=== Extracted entries ===
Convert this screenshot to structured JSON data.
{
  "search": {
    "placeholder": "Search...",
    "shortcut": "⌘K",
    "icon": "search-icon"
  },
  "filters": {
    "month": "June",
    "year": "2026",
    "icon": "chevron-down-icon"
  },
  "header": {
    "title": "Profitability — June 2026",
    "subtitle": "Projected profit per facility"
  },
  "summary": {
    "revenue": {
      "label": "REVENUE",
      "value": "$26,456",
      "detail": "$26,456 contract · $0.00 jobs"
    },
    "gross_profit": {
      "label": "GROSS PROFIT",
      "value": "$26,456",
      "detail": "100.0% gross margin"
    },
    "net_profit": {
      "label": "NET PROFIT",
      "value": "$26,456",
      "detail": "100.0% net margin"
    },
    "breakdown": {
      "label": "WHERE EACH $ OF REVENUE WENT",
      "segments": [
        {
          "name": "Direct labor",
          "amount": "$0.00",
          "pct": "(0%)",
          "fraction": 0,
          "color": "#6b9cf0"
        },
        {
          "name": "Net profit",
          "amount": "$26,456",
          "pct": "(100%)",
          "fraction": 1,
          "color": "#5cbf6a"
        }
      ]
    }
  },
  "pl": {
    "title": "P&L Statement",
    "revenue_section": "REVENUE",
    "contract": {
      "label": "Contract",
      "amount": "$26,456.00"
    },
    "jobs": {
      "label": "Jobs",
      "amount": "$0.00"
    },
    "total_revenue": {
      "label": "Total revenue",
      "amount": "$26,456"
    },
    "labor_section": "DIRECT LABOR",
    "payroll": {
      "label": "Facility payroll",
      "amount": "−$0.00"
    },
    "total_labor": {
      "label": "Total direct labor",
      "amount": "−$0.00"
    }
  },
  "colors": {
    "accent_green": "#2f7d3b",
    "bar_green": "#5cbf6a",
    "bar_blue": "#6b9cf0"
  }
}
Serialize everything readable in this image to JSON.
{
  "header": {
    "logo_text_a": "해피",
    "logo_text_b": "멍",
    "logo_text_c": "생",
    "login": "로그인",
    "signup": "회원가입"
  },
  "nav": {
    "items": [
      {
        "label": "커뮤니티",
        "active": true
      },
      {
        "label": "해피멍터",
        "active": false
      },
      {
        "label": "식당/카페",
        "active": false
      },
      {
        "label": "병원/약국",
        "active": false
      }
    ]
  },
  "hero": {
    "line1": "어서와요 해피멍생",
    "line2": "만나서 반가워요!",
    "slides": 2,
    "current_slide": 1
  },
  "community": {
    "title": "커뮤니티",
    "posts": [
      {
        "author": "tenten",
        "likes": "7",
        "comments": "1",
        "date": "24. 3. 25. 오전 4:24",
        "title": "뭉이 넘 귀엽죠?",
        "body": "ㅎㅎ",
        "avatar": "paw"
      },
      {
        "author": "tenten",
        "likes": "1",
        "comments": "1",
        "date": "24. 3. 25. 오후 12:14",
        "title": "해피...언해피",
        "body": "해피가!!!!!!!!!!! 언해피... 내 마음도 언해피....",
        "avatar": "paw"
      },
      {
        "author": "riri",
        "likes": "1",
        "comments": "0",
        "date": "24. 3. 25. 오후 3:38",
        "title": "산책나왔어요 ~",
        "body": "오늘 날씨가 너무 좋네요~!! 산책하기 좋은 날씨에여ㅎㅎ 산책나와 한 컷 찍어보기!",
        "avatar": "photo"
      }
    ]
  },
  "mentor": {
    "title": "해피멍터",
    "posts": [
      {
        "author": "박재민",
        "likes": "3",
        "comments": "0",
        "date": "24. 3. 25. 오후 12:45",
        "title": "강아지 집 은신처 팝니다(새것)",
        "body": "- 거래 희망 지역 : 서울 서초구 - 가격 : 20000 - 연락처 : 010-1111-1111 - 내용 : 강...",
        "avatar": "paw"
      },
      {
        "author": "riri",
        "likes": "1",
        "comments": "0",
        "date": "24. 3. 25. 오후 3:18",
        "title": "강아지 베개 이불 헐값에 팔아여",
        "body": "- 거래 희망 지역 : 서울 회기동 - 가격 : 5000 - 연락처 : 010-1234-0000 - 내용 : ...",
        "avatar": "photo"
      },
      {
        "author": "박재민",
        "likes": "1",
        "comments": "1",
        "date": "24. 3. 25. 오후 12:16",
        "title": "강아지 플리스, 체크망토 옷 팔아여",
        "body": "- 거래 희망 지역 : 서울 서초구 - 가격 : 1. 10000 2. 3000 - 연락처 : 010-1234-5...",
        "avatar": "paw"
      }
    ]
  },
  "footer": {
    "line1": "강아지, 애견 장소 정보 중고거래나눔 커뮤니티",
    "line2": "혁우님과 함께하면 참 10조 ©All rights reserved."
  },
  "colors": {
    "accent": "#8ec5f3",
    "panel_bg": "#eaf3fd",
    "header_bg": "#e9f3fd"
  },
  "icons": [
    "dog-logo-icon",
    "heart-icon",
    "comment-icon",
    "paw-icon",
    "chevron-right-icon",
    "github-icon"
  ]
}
===
• To be done
Copy every line of the records word for word.

• Result for this task
Convert this screenshot to structured JSON data.
{
  "search": {
    "placeholder": "Search...",
    "shortcut": "⌘K",
    "icon": "search-icon"
  },
  "filters": {
    "month": "June",
    "year": "2026",
    "icon": "chevron-down-icon"
  },
  "header": {
    "title": "Profitability — June 2026",
    "subtitle": "Projected profit per facility"
  },
  "summary": {
    "revenue": {
      "label": "REVENUE",
      "value": "$26,456",
      "detail": "$26,456 contract · $0.00 jobs"
    },
    "gross_profit": {
      "label": "GROSS PROFIT",
      "value": "$26,456",
      "detail": "100.0% gross margin"
    },
    "net_profit": {
      "label": "NET PROFIT",
      "value": "$26,456",
      "detail": "100.0% net margin"
    },
    "breakdown": {
      "label": "WHERE EACH $ OF REVENUE WENT",
      "segments": [
        {
          "name": "Direct labor",
          "amount": "$0.00",
          "pct": "(0%)",
          "fraction": 0,
          "color": "#6b9cf0"
        },
        {
          "name": "Net profit",
          "amount": "$26,456",
          "pct": "(100%)",
          "fraction": 1,
          "color": "#5cbf6a"
        }
      ]
    }
  },
  "pl": {
    "title": "P&L Statement",
    "revenue_section": "REVENUE",
    "contract": {
      "label": "Contract",
      "amount": "$26,456.00"
    },
    "jobs": {
      "label": "Jobs",
      "amount": "$0.00"
    },
    "total_revenue": {
      "label": "Total revenue",
      "amount": "$26,456"
    },
    "labor_section": "DIRECT LABOR",
    "payroll": {
      "label": "Facility payroll",
      "amount": "−$0.00"
    },
    "total_labor": {
      "label": "Total direct labor",
      "amount": "−$0.00"
    }
  },
  "colors": {
    "accent_green": "#2f7d3b",
    "bar_green": "#5cbf6a",
    "bar_blue": "#6b9cf0"
  }
}
Serialize everything readable in this image to JSON.
{
  "header": {
    "logo_text_a": "해피",
    "logo_text_b": "멍",
    "logo_text_c": "생",
    "login": "로그인",
    "signup": "회원가입"
  },
  "nav": {
    "items": [
      {
        "label": "커뮤니티",
        "active": true
      },
      {
        "label": "해피멍터",
        "active": false
      },
      {
        "label": "식당/카페",
        "active": false
      },
      {
        "label": "병원/약국",
        "active": false
      }
    ]
  },
  "hero": {
    "line1": "어서와요 해피멍생",
    "line2": "만나서 반가워요!",
    "slides": 2,
    "current_slide": 1
  },
  "community": {
    "title": "커뮤니티",
    "posts": [
      {
        "author": "tenten",
        "likes": "7",
        "comments": "1",
        "date": "24. 3. 25. 오전 4:24",
        "title": "뭉이 넘 귀엽죠?",
        "body": "ㅎㅎ",
        "avatar": "paw"
      },
      {
        "author": "tenten",
        "likes": "1",
        "comments": "1",
        "date": "24. 3. 25. 오후 12:14",
        "title": "해피...언해피",
        "body": "해피가!!!!!!!!!!! 언해피... 내 마음도 언해피....",
        "avatar": "paw"
      },
      {
        "author": "riri",
        "likes": "1",
        "comments": "0",
        "date": "24. 3. 25. 오후 3:38",
        "title": "산책나왔어요 ~",
        "body": "오늘 날씨가 너무 좋네요~!! 산책하기 좋은 날씨에여ㅎㅎ 산책나와 한 컷 찍어보기!",
        "avatar": "photo"
      }
    ]
  },
  "mentor": {
    "title": "해피멍터",
    "posts": [
      {
        "author": "박재민",
        "likes": "3",
        "comments": "0",
        "date": "24. 3. 25. 오후 12:45",
        "title": "강아지 집 은신처 팝니다(새것)",
        "body": "- 거래 희망 지역 : 서울 서초구 - 가격 : 20000 - 연락처 : 010-1111-1111 - 내용 : 강...",
        "avatar": "paw"
      },
      {
        "author": "riri",
        "likes": "1",
        "comments": "0",
        "date": "24. 3. 25. 오후 3:18",
        "title": "강아지 베개 이불 헐값에 팔아여",
        "body": "- 거래 희망 지역 : 서울 회기동 - 가격 : 5000 - 연락처 : 010-1234-0000 - 내용 : ...",
        "avatar": "photo"
      },
      {
        "author": "박재민",
        "likes": "1",
        "comments": "1",
        "date": "24. 3. 25. 오후 12:16",
        "title": "강아지 플리스, 체크망토 옷 팔아여",
        "body": "- 거래 희망 지역 : 서울 서초구 - 가격 : 1. 10000 2. 3000 - 연락처 : 010-1234-5...",
        "avatar": "paw"
      }
    ]
  },
  "footer": {
    "line1": "강아지, 애견 장소 정보 중고거래나눔 커뮤니티",
    "line2": "혁우님과 함께하면 참 10조 ©All rights reserved."
  },
  "colors": {
    "accent": "#8ec5f3",
    "panel_bg": "#eaf3fd",
    "header_bg": "#e9f3fd"
  },
  "icons": [
    "dog-logo-icon",
    "heart-icon",
    "comment-icon",
    "paw-icon",
    "chevron-right-icon",
    "github-icon"
  ]
}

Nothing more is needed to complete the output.